PROVIDED INFORMATION>
** Start **
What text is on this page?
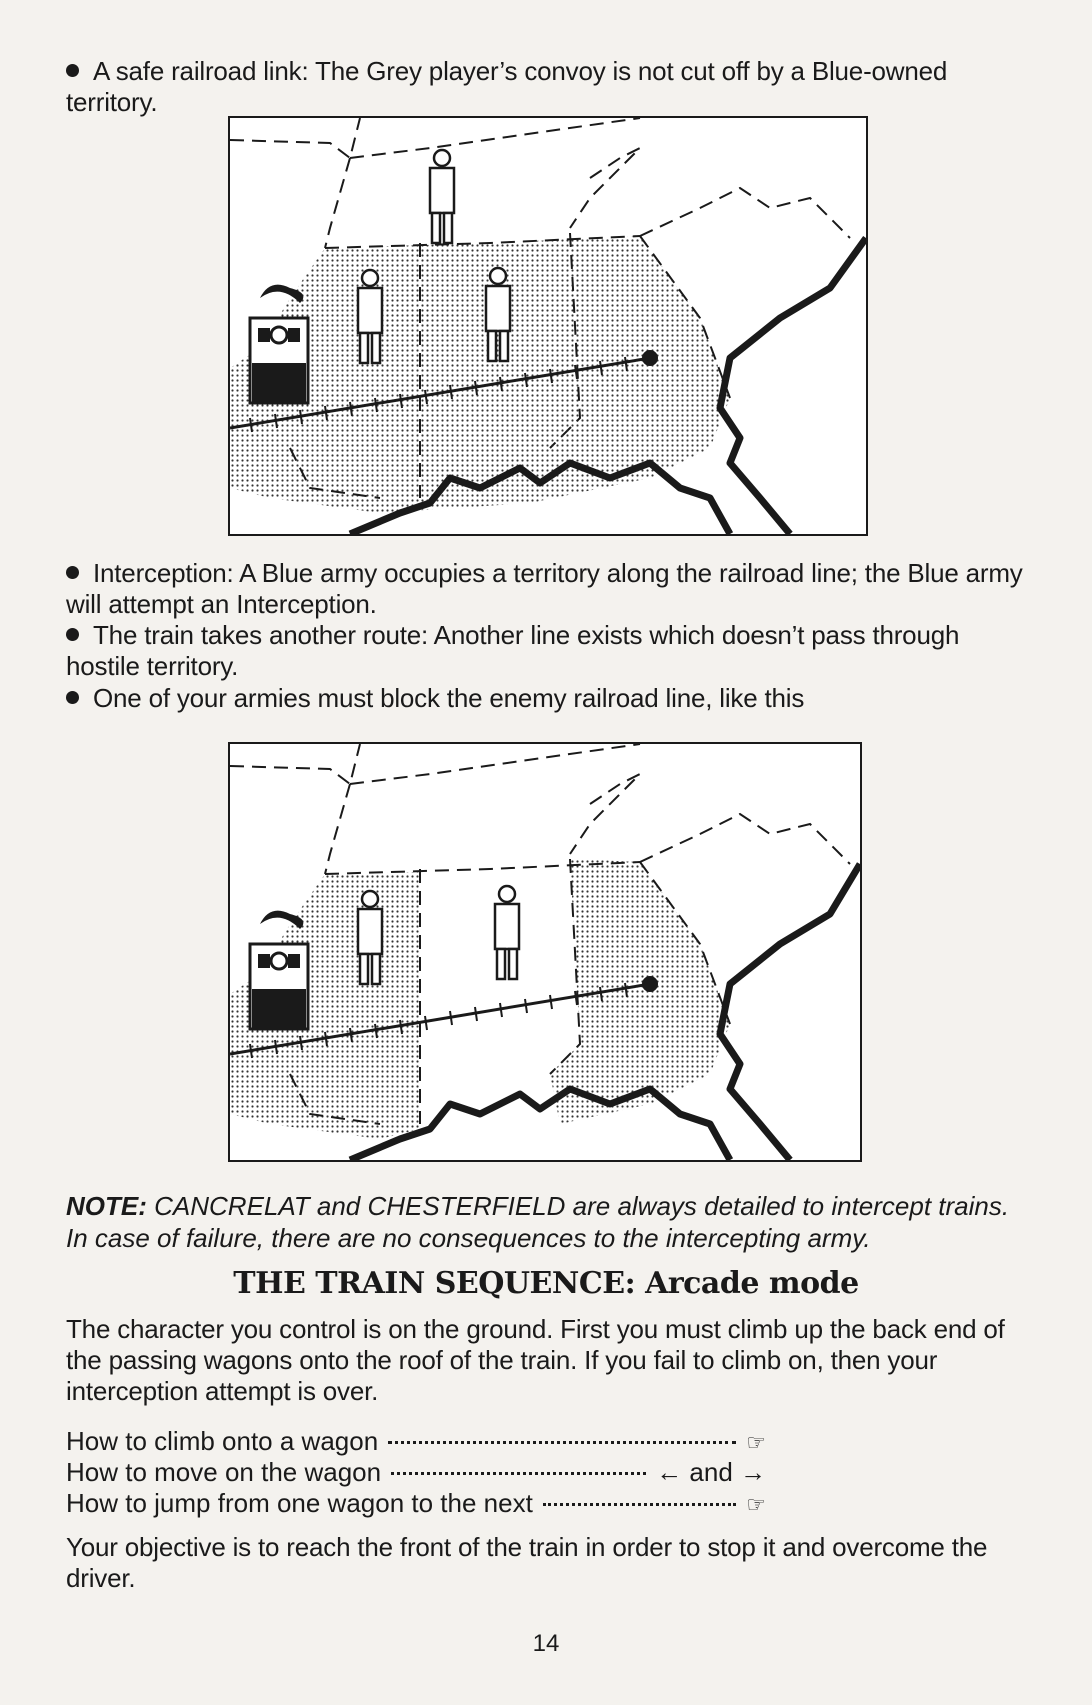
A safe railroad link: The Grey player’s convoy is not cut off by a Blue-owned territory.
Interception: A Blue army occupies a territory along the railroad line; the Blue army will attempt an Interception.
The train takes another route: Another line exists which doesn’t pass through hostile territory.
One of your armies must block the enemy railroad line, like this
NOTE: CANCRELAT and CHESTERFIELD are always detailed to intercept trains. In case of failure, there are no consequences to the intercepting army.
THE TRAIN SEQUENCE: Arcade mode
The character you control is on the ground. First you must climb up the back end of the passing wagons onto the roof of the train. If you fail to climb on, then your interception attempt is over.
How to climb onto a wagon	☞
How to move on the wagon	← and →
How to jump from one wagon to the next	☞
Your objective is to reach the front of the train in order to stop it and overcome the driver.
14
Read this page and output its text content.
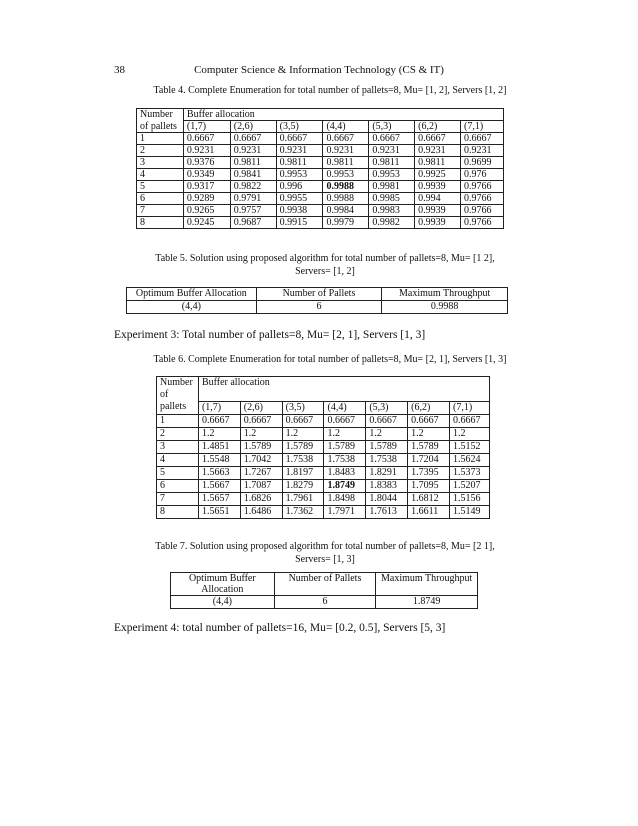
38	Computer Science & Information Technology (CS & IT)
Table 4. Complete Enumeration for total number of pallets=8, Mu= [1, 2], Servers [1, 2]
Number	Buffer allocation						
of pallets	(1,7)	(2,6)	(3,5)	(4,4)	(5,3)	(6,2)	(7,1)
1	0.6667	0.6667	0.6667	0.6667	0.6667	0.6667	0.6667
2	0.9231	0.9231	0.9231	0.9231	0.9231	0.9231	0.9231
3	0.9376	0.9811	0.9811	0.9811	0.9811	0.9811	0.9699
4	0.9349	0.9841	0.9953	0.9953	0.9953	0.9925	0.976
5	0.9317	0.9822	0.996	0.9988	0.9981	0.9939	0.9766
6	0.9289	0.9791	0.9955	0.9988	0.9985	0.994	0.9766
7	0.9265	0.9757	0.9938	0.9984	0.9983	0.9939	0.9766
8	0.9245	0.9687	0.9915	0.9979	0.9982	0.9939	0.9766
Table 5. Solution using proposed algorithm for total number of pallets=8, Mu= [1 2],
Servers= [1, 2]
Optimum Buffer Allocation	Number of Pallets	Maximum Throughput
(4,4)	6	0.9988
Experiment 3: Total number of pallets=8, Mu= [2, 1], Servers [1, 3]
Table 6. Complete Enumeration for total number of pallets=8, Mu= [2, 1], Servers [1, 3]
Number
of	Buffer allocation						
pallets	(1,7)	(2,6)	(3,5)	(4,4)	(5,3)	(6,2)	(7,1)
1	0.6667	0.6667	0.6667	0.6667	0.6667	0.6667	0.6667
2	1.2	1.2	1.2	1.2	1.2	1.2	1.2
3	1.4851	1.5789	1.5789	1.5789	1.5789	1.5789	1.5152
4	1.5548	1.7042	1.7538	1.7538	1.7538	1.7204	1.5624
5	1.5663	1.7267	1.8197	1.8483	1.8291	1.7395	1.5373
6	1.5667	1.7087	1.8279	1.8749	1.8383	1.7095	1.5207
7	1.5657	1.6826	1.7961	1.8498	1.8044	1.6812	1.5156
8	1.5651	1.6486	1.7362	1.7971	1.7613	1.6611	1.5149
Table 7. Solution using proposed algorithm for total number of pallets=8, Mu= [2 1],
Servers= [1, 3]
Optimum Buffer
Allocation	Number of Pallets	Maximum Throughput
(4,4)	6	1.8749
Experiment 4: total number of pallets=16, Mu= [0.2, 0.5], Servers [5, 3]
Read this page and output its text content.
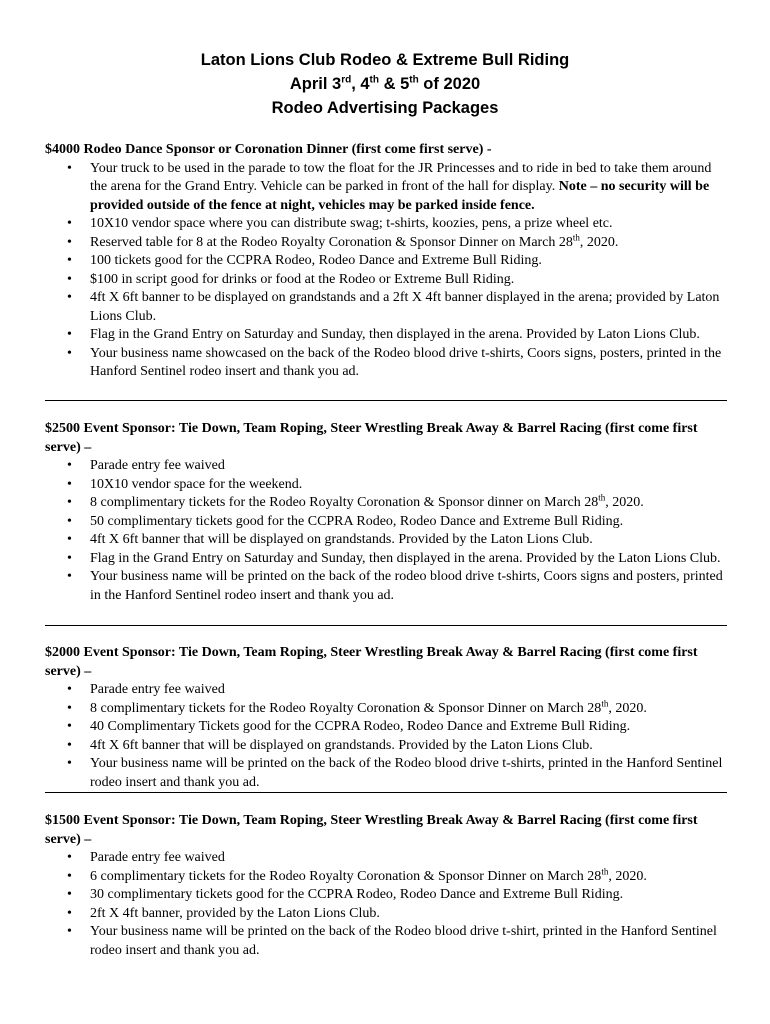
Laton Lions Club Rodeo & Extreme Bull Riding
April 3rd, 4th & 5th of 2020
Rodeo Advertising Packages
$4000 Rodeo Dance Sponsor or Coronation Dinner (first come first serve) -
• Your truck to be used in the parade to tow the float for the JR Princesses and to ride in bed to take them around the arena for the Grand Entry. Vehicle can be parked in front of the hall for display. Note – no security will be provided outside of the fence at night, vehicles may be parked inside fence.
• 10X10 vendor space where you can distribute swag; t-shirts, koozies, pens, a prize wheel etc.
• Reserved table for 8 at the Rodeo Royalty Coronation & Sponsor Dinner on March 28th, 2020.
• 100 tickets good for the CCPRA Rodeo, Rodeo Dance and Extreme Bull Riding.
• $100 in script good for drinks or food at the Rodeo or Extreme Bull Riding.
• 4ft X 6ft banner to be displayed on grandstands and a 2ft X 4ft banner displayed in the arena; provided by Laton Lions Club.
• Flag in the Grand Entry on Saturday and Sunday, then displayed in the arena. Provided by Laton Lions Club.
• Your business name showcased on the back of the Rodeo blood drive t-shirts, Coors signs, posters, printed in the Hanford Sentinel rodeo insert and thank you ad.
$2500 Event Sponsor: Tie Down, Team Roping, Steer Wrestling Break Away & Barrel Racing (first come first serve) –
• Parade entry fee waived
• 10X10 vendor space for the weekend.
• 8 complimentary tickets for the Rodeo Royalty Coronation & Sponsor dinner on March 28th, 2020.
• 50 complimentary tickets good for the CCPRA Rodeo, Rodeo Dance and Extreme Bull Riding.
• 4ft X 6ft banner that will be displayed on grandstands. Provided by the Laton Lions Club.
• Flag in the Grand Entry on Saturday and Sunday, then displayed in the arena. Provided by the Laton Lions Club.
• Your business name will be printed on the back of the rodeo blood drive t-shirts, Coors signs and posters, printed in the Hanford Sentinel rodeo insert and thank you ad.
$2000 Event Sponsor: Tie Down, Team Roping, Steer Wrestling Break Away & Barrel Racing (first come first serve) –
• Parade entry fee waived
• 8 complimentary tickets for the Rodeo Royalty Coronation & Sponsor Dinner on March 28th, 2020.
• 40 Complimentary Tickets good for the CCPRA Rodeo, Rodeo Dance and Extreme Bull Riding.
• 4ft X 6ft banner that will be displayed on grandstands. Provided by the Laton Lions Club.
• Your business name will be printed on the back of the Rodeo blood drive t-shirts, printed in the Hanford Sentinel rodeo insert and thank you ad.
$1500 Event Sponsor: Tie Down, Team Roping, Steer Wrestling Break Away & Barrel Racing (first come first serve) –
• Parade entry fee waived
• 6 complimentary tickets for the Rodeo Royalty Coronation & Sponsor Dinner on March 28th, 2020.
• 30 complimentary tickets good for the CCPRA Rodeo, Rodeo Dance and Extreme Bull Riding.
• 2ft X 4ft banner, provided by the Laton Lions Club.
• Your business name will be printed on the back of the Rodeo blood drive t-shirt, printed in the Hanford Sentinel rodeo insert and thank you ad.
** End **
Write out every entry again word for word, without any of the pictures.

What text is on this page?
A safe railroad link: The Grey player’s convoy is not cut off by a Blue-owned territory.
Interception: A Blue army occupies a territory along the railroad line; the Blue army will attempt an Interception.
The train takes another route: Another line exists which doesn’t pass through hostile territory.
One of your armies must block the enemy railroad line, like this
NOTE: CANCRELAT and CHESTERFIELD are always detailed to intercept trains. In case of failure, there are no consequences to the intercepting army.
THE TRAIN SEQUENCE: Arcade mode
The character you control is on the ground. First you must climb up the back end of the passing wagons onto the roof of the train. If you fail to climb on, then your interception attempt is over.
How to climb onto a wagon	☞
How to move on the wagon	← and →
How to jump from one wagon to the next	☞
Your objective is to reach the front of the train in order to stop it and overcome the driver.
14
Read this page and output its text content.
38	Computer Science & Information Technology (CS & IT)
Table 4. Complete Enumeration for total number of pallets=8, Mu= [1, 2], Servers [1, 2]
Number	Buffer allocation						
of pallets	(1,7)	(2,6)	(3,5)	(4,4)	(5,3)	(6,2)	(7,1)
1	0.6667	0.6667	0.6667	0.6667	0.6667	0.6667	0.6667
2	0.9231	0.9231	0.9231	0.9231	0.9231	0.9231	0.9231
3	0.9376	0.9811	0.9811	0.9811	0.9811	0.9811	0.9699
4	0.9349	0.9841	0.9953	0.9953	0.9953	0.9925	0.976
5	0.9317	0.9822	0.996	0.9988	0.9981	0.9939	0.9766
6	0.9289	0.9791	0.9955	0.9988	0.9985	0.994	0.9766
7	0.9265	0.9757	0.9938	0.9984	0.9983	0.9939	0.9766
8	0.9245	0.9687	0.9915	0.9979	0.9982	0.9939	0.9766
Table 5. Solution using proposed algorithm for total number of pallets=8, Mu= [1 2],
Servers= [1, 2]
Optimum Buffer Allocation	Number of Pallets	Maximum Throughput
(4,4)	6	0.9988
Experiment 3: Total number of pallets=8, Mu= [2, 1], Servers [1, 3]
Table 6. Complete Enumeration for total number of pallets=8, Mu= [2, 1], Servers [1, 3]
Number
of	Buffer allocation						
pallets	(1,7)	(2,6)	(3,5)	(4,4)	(5,3)	(6,2)	(7,1)
1	0.6667	0.6667	0.6667	0.6667	0.6667	0.6667	0.6667
2	1.2	1.2	1.2	1.2	1.2	1.2	1.2
3	1.4851	1.5789	1.5789	1.5789	1.5789	1.5789	1.5152
4	1.5548	1.7042	1.7538	1.7538	1.7538	1.7204	1.5624
5	1.5663	1.7267	1.8197	1.8483	1.8291	1.7395	1.5373
6	1.5667	1.7087	1.8279	1.8749	1.8383	1.7095	1.5207
7	1.5657	1.6826	1.7961	1.8498	1.8044	1.6812	1.5156
8	1.5651	1.6486	1.7362	1.7971	1.7613	1.6611	1.5149
Table 7. Solution using proposed algorithm for total number of pallets=8, Mu= [2 1],
Servers= [1, 3]
Optimum Buffer
Allocation	Number of Pallets	Maximum Throughput
(4,4)	6	1.8749
Experiment 4: total number of pallets=16, Mu= [0.2, 0.5], Servers [5, 3]
Read this page and output its text content.
Laton Lions Club Rodeo & Extreme Bull Riding
April 3rd, 4th & 5th of 2020
Rodeo Advertising Packages
$4000 Rodeo Dance Sponsor or Coronation Dinner (first come first serve) -
• Your truck to be used in the parade to tow the float for the JR Princesses and to ride in bed to take them around the arena for the Grand Entry. Vehicle can be parked in front of the hall for display. Note – no security will be provided outside of the fence at night, vehicles may be parked inside fence.
• 10X10 vendor space where you can distribute swag; t-shirts, koozies, pens, a prize wheel etc.
• Reserved table for 8 at the Rodeo Royalty Coronation & Sponsor Dinner on March 28th, 2020.
• 100 tickets good for the CCPRA Rodeo, Rodeo Dance and Extreme Bull Riding.
• $100 in script good for drinks or food at the Rodeo or Extreme Bull Riding.
• 4ft X 6ft banner to be displayed on grandstands and a 2ft X 4ft banner displayed in the arena; provided by Laton Lions Club.
• Flag in the Grand Entry on Saturday and Sunday, then displayed in the arena. Provided by Laton Lions Club.
• Your business name showcased on the back of the Rodeo blood drive t-shirts, Coors signs, posters, printed in the Hanford Sentinel rodeo insert and thank you ad.
$2500 Event Sponsor: Tie Down, Team Roping, Steer Wrestling Break Away & Barrel Racing (first come first serve) –
• Parade entry fee waived
• 10X10 vendor space for the weekend.
• 8 complimentary tickets for the Rodeo Royalty Coronation & Sponsor dinner on March 28th, 2020.
• 50 complimentary tickets good for the CCPRA Rodeo, Rodeo Dance and Extreme Bull Riding.
• 4ft X 6ft banner that will be displayed on grandstands. Provided by the Laton Lions Club.
• Flag in the Grand Entry on Saturday and Sunday, then displayed in the arena. Provided by the Laton Lions Club.
• Your business name will be printed on the back of the rodeo blood drive t-shirts, Coors signs and posters, printed in the Hanford Sentinel rodeo insert and thank you ad.
$2000 Event Sponsor: Tie Down, Team Roping, Steer Wrestling Break Away & Barrel Racing (first come first serve) –
• Parade entry fee waived
• 8 complimentary tickets for the Rodeo Royalty Coronation & Sponsor Dinner on March 28th, 2020.
• 40 Complimentary Tickets good for the CCPRA Rodeo, Rodeo Dance and Extreme Bull Riding.
• 4ft X 6ft banner that will be displayed on grandstands. Provided by the Laton Lions Club.
• Your business name will be printed on the back of the Rodeo blood drive t-shirts, printed in the Hanford Sentinel rodeo insert and thank you ad.
$1500 Event Sponsor: Tie Down, Team Roping, Steer Wrestling Break Away & Barrel Racing (first come first serve) –
• Parade entry fee waived
• 6 complimentary tickets for the Rodeo Royalty Coronation & Sponsor Dinner on March 28th, 2020.
• 30 complimentary tickets good for the CCPRA Rodeo, Rodeo Dance and Extreme Bull Riding.
• 2ft X 4ft banner, provided by the Laton Lions Club.
• Your business name will be printed on the back of the Rodeo blood drive t-shirt, printed in the Hanford Sentinel rodeo insert and thank you ad.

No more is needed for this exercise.